Records of document pages:
=== Begin Enclosure ===

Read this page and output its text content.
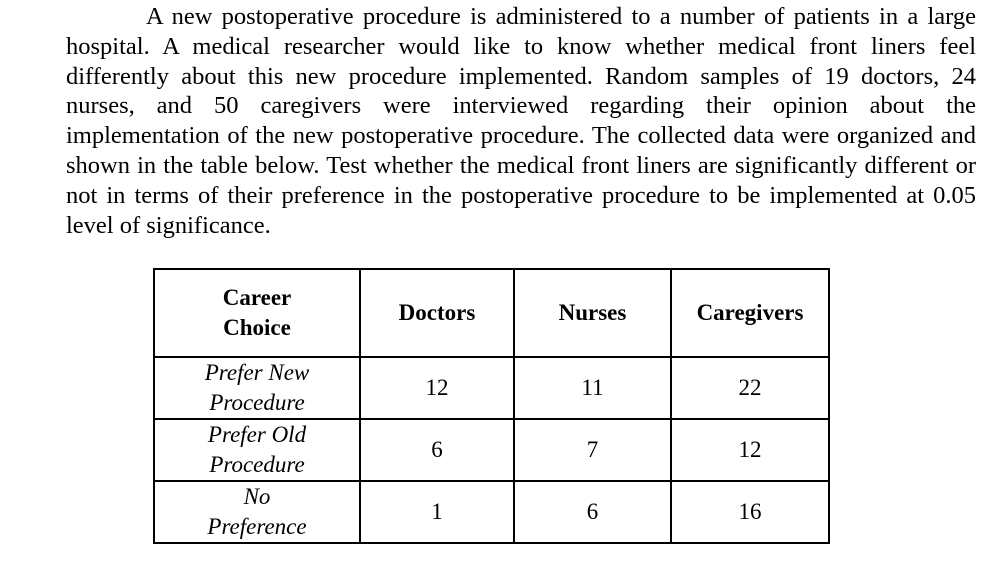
A new postoperative procedure is administered to a number of patients in a large hospital. A medical researcher would like to know whether medical front liners feel differently about this new procedure implemented. Random samples of 19 doctors, 24 nurses, and 50 caregivers were interviewed regarding their opinion about the implementation of the new postoperative procedure. The collected data were organized and shown in the table below. Test whether the medical front liners are significantly different or not in terms of their preference in the postoperative procedure to be implemented at 0.05 level of significance.

Career
Choice	Doctors	Nurses	Caregivers

Prefer New
Procedure	12	11	22

Prefer Old
Procedure	6	7	12

No
Preference	1	6	16
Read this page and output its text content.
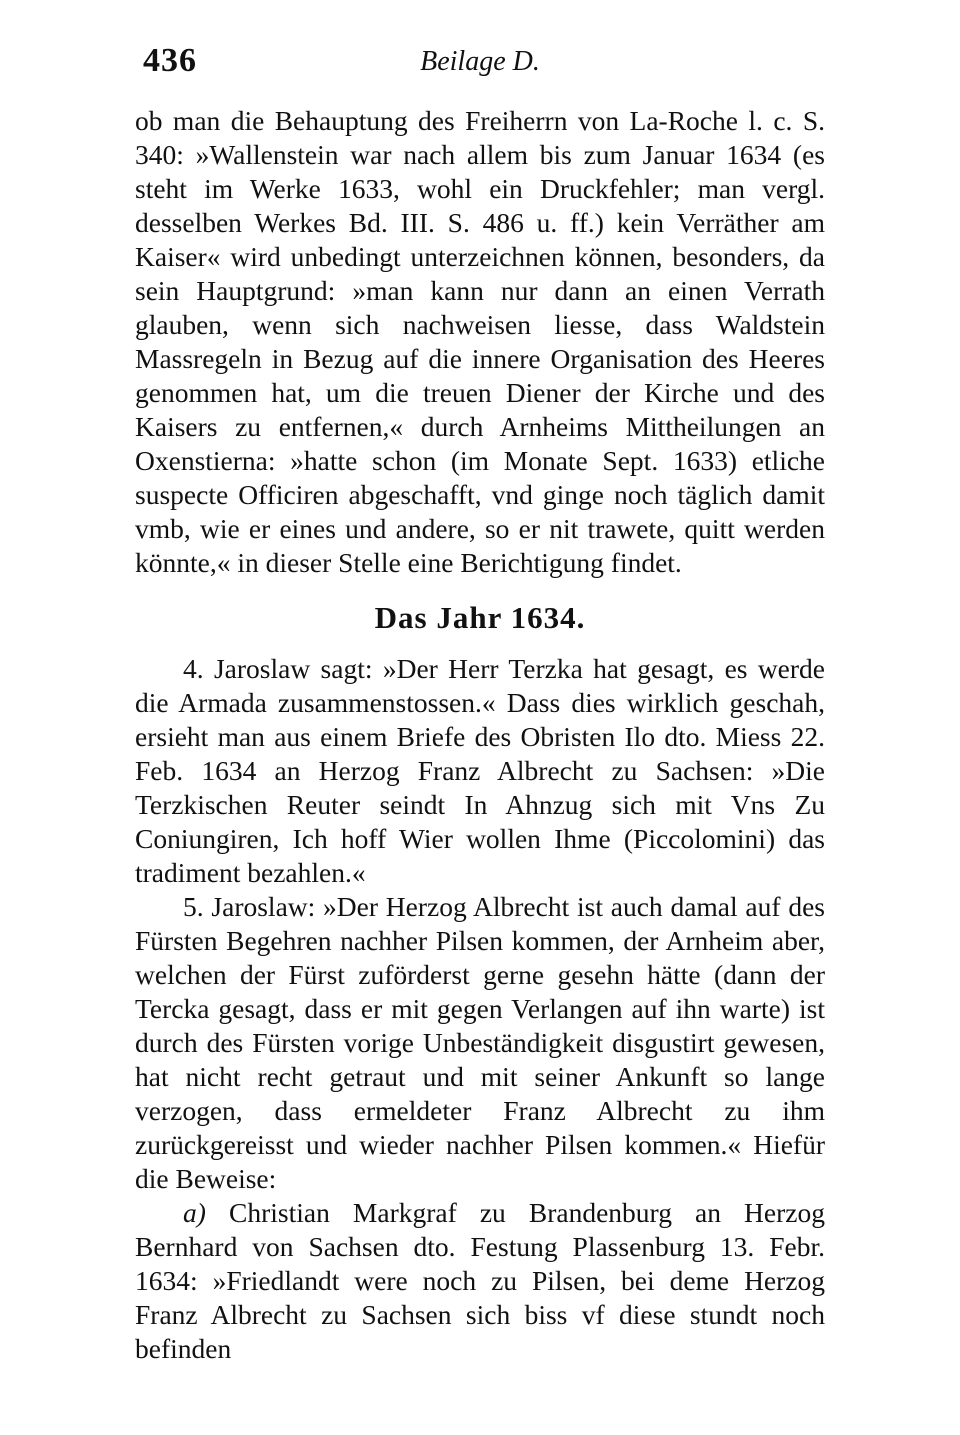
436	Beilage D.

ob man die Behauptung des Freiherrn von La-Roche l. c. S. 340: »Wallenstein war nach allem bis zum Januar 1634 (es steht im Werke 1633, wohl ein Druckfehler; man vergl. desselben Werkes Bd. III. S. 486 u. ff.) kein Verräther am Kaiser« wird unbedingt unterzeichnen können, besonders, da sein Hauptgrund: »man kann nur dann an einen Verrath glauben, wenn sich nachweisen liesse, dass Waldstein Massregeln in Bezug auf die innere Organisation des Heeres genommen hat, um die treuen Diener der Kirche und des Kaisers zu entfernen,« durch Arnheims Mittheilungen an Oxenstierna: »hatte schon (im Monate Sept. 1633) etliche suspecte Officiren abgeschafft, vnd ginge noch täglich damit vmb, wie er eines und andere, so er nit trawete, quitt werden könnte,« in dieser Stelle eine Berichtigung findet.

Das Jahr 1634.

4. Jaroslaw sagt: »Der Herr Terzka hat gesagt, es werde die Armada zusammenstossen.« Dass dies wirklich geschah, ersieht man aus einem Briefe des Obristen Ilo dto. Miess 22. Feb. 1634 an Herzog Franz Albrecht zu Sachsen: »Die Terzkischen Reuter seindt In Ahnzug sich mit Vns Zu Coniungiren, Ich hoff Wier wollen Ihme (Piccolomini) das tradiment bezahlen.«

5. Jaroslaw: »Der Herzog Albrecht ist auch damal auf des Fürsten Begehren nachher Pilsen kommen, der Arnheim aber, welchen der Fürst zuförderst gerne gesehn hätte (dann der Tercka gesagt, dass er mit gegen Verlangen auf ihn warte) ist durch des Fürsten vorige Unbeständigkeit disgustirt gewesen, hat nicht recht getraut und mit seiner Ankunft so lange verzogen, dass ermeldeter Franz Albrecht zu ihm zurückgereisst und wieder nachher Pilsen kommen.« Hiefür die Beweise:

a) Christian Markgraf zu Brandenburg an Herzog Bernhard von Sachsen dto. Festung Plassenburg 13. Febr. 1634: »Friedlandt were noch zu Pilsen, bei deme Herzog Franz Albrecht zu Sachsen sich biss vf diese stundt noch befinden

=== End Enclosure ===

__Assigned task__
Repeat, exactly and in full, all records above, but include no pictures.

__Solution to the exercise__
Read this page and output its text content.
A new postoperative procedure is administered to a number of patients in a large hospital. A medical researcher would like to know whether medical front liners feel differently about this new procedure implemented. Random samples of 19 doctors, 24 nurses, and 50 caregivers were interviewed regarding their opinion about the implementation of the new postoperative procedure. The collected data were organized and shown in the table below. Test whether the medical front liners are significantly different or not in terms of their preference in the postoperative procedure to be implemented at 0.05 level of significance.

Career
Choice	Doctors	Nurses	Caregivers

Prefer New
Procedure	12	11	22

Prefer Old
Procedure	6	7	12

No
Preference	1	6	16
Read this page and output its text content.
436	Beilage D.

ob man die Behauptung des Freiherrn von La-Roche l. c. S. 340: »Wallenstein war nach allem bis zum Januar 1634 (es steht im Werke 1633, wohl ein Druckfehler; man vergl. desselben Werkes Bd. III. S. 486 u. ff.) kein Verräther am Kaiser« wird unbedingt unterzeichnen können, besonders, da sein Hauptgrund: »man kann nur dann an einen Verrath glauben, wenn sich nachweisen liesse, dass Waldstein Massregeln in Bezug auf die innere Organisation des Heeres genommen hat, um die treuen Diener der Kirche und des Kaisers zu entfernen,« durch Arnheims Mittheilungen an Oxenstierna: »hatte schon (im Monate Sept. 1633) etliche suspecte Officiren abgeschafft, vnd ginge noch täglich damit vmb, wie er eines und andere, so er nit trawete, quitt werden könnte,« in dieser Stelle eine Berichtigung findet.

Das Jahr 1634.

4. Jaroslaw sagt: »Der Herr Terzka hat gesagt, es werde die Armada zusammenstossen.« Dass dies wirklich geschah, ersieht man aus einem Briefe des Obristen Ilo dto. Miess 22. Feb. 1634 an Herzog Franz Albrecht zu Sachsen: »Die Terzkischen Reuter seindt In Ahnzug sich mit Vns Zu Coniungiren, Ich hoff Wier wollen Ihme (Piccolomini) das tradiment bezahlen.«

5. Jaroslaw: »Der Herzog Albrecht ist auch damal auf des Fürsten Begehren nachher Pilsen kommen, der Arnheim aber, welchen der Fürst zuförderst gerne gesehn hätte (dann der Tercka gesagt, dass er mit gegen Verlangen auf ihn warte) ist durch des Fürsten vorige Unbeständigkeit disgustirt gewesen, hat nicht recht getraut und mit seiner Ankunft so lange verzogen, dass ermeldeter Franz Albrecht zu ihm zurückgereisst und wieder nachher Pilsen kommen.« Hiefür die Beweise:

a) Christian Markgraf zu Brandenburg an Herzog Bernhard von Sachsen dto. Festung Plassenburg 13. Febr. 1634: »Friedlandt were noch zu Pilsen, bei deme Herzog Franz Albrecht zu Sachsen sich biss vf diese stundt noch befinden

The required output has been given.